[START OF GIVEN ENTRIES]
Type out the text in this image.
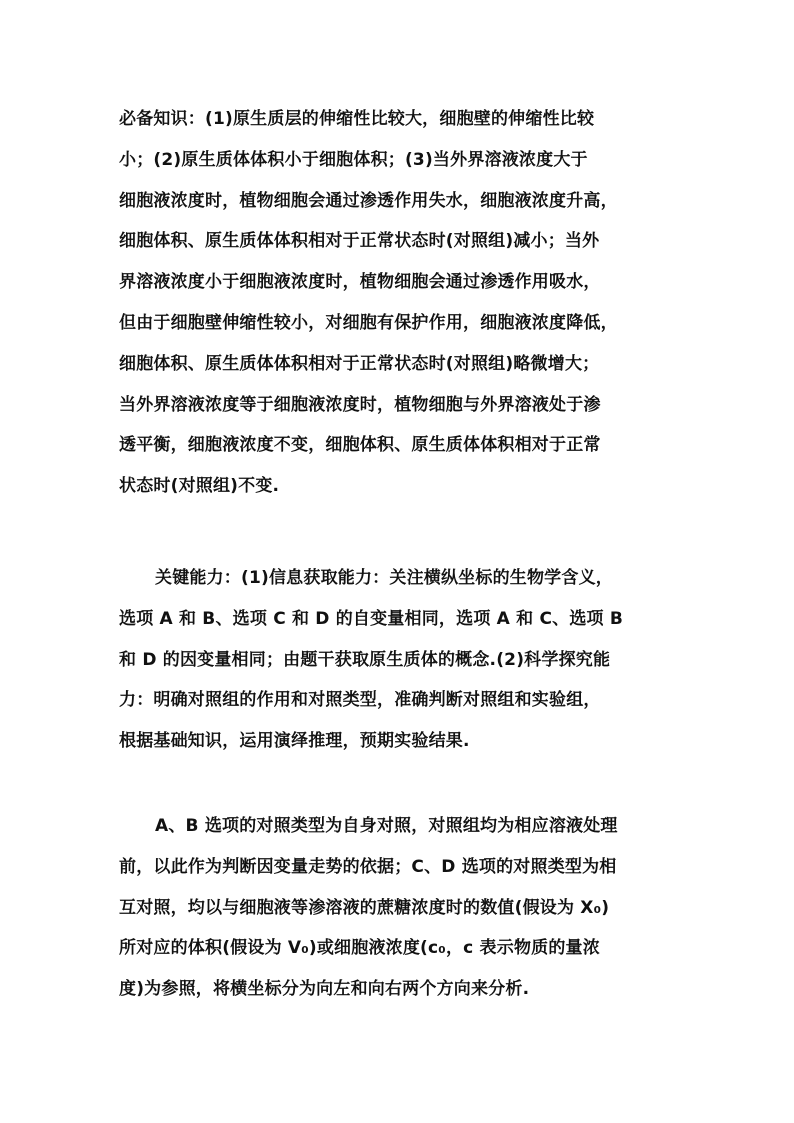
必备知识：(1)原生质层的伸缩性比较大，细胞壁的伸缩性比较
小；(2)原生质体体积小于细胞体积；(3)当外界溶液浓度大于
细胞液浓度时，植物细胞会通过渗透作用失水，细胞液浓度升高，
细胞体积、原生质体体积相对于正常状态时(对照组)减小；当外
界溶液浓度小于细胞液浓度时，植物细胞会通过渗透作用吸水，
但由于细胞壁伸缩性较小，对细胞有保护作用，细胞液浓度降低，
细胞体积、原生质体体积相对于正常状态时(对照组)略微增大；
当外界溶液浓度等于细胞液浓度时，植物细胞与外界溶液处于渗
透平衡，细胞液浓度不变，细胞体积、原生质体体积相对于正常
状态时(对照组)不变.
关键能力：(1)信息获取能力：关注横纵坐标的生物学含义，
选项 A 和 B、选项 C 和 D 的自变量相同，选项 A 和 C、选项 B
和 D 的因变量相同；由题干获取原生质体的概念.(2)科学探究能
力：明确对照组的作用和对照类型，准确判断对照组和实验组，
根据基础知识，运用演绎推理，预期实验结果.
A、B 选项的对照类型为自身对照，对照组均为相应溶液处理
前，以此作为判断因变量走势的依据；C、D 选项的对照类型为相
互对照，均以与细胞液等渗溶液的蔗糖浓度时的数值(假设为 X₀)
所对应的体积(假设为 V₀)或细胞液浓度(c₀，c 表示物质的量浓
度)为参照，将横坐标分为向左和向右两个方向来分析.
[END OF GIVEN ENTRIES]
Repeat all of the data above word for word, minus the pictures.

→ **TASK ANSWER**
Type out the text in this image.
必备知识：(1)原生质层的伸缩性比较大，细胞壁的伸缩性比较
小；(2)原生质体体积小于细胞体积；(3)当外界溶液浓度大于
细胞液浓度时，植物细胞会通过渗透作用失水，细胞液浓度升高，
细胞体积、原生质体体积相对于正常状态时(对照组)减小；当外
界溶液浓度小于细胞液浓度时，植物细胞会通过渗透作用吸水，
但由于细胞壁伸缩性较小，对细胞有保护作用，细胞液浓度降低，
细胞体积、原生质体体积相对于正常状态时(对照组)略微增大；
当外界溶液浓度等于细胞液浓度时，植物细胞与外界溶液处于渗
透平衡，细胞液浓度不变，细胞体积、原生质体体积相对于正常
状态时(对照组)不变.
关键能力：(1)信息获取能力：关注横纵坐标的生物学含义，
选项 A 和 B、选项 C 和 D 的自变量相同，选项 A 和 C、选项 B
和 D 的因变量相同；由题干获取原生质体的概念.(2)科学探究能
力：明确对照组的作用和对照类型，准确判断对照组和实验组，
根据基础知识，运用演绎推理，预期实验结果.
A、B 选项的对照类型为自身对照，对照组均为相应溶液处理
前，以此作为判断因变量走势的依据；C、D 选项的对照类型为相
互对照，均以与细胞液等渗溶液的蔗糖浓度时的数值(假设为 X₀)
所对应的体积(假设为 V₀)或细胞液浓度(c₀，c 表示物质的量浓
度)为参照，将横坐标分为向左和向右两个方向来分析.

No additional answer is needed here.